Would you write out the entries below, every one of them, exactly?
= = = = =
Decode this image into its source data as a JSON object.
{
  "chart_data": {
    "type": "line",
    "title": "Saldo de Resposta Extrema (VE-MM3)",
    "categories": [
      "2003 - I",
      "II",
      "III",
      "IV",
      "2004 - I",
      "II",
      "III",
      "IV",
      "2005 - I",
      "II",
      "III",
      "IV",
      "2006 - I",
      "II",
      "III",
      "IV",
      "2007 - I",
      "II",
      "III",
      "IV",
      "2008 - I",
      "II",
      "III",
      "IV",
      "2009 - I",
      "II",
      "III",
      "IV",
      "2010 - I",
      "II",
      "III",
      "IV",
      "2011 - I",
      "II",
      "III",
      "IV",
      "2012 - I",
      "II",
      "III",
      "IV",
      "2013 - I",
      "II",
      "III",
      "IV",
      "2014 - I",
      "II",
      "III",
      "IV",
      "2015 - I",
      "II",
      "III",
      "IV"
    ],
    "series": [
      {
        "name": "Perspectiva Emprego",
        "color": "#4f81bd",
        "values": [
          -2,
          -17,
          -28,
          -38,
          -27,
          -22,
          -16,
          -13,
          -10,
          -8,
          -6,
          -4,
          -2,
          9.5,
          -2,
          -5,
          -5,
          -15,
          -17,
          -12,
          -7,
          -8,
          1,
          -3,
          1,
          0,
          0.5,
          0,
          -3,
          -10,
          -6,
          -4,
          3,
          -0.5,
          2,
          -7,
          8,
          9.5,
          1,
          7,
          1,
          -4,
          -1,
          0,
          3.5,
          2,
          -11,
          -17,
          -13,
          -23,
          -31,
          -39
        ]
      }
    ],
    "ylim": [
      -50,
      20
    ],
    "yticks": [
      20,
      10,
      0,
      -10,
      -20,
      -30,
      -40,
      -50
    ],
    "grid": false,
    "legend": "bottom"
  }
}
= = = = =
• Final result
Decode this image into its source data as a JSON object.
{
  "chart_data": {
    "type": "line",
    "title": "Saldo de Resposta Extrema (VE-MM3)",
    "categories": [
      "2003 - I",
      "II",
      "III",
      "IV",
      "2004 - I",
      "II",
      "III",
      "IV",
      "2005 - I",
      "II",
      "III",
      "IV",
      "2006 - I",
      "II",
      "III",
      "IV",
      "2007 - I",
      "II",
      "III",
      "IV",
      "2008 - I",
      "II",
      "III",
      "IV",
      "2009 - I",
      "II",
      "III",
      "IV",
      "2010 - I",
      "II",
      "III",
      "IV",
      "2011 - I",
      "II",
      "III",
      "IV",
      "2012 - I",
      "II",
      "III",
      "IV",
      "2013 - I",
      "II",
      "III",
      "IV",
      "2014 - I",
      "II",
      "III",
      "IV",
      "2015 - I",
      "II",
      "III",
      "IV"
    ],
    "series": [
      {
        "name": "Perspectiva Emprego",
        "color": "#4f81bd",
        "values": [
          -2,
          -17,
          -28,
          -38,
          -27,
          -22,
          -16,
          -13,
          -10,
          -8,
          -6,
          -4,
          -2,
          9.5,
          -2,
          -5,
          -5,
          -15,
          -17,
          -12,
          -7,
          -8,
          1,
          -3,
          1,
          0,
          0.5,
          0,
          -3,
          -10,
          -6,
          -4,
          3,
          -0.5,
          2,
          -7,
          8,
          9.5,
          1,
          7,
          1,
          -4,
          -1,
          0,
          3.5,
          2,
          -11,
          -17,
          -13,
          -23,
          -31,
          -39
        ]
      }
    ],
    "ylim": [
      -50,
      20
    ],
    "yticks": [
      20,
      10,
      0,
      -10,
      -20,
      -30,
      -40,
      -50
    ],
    "grid": false,
    "legend": "bottom"
  }
}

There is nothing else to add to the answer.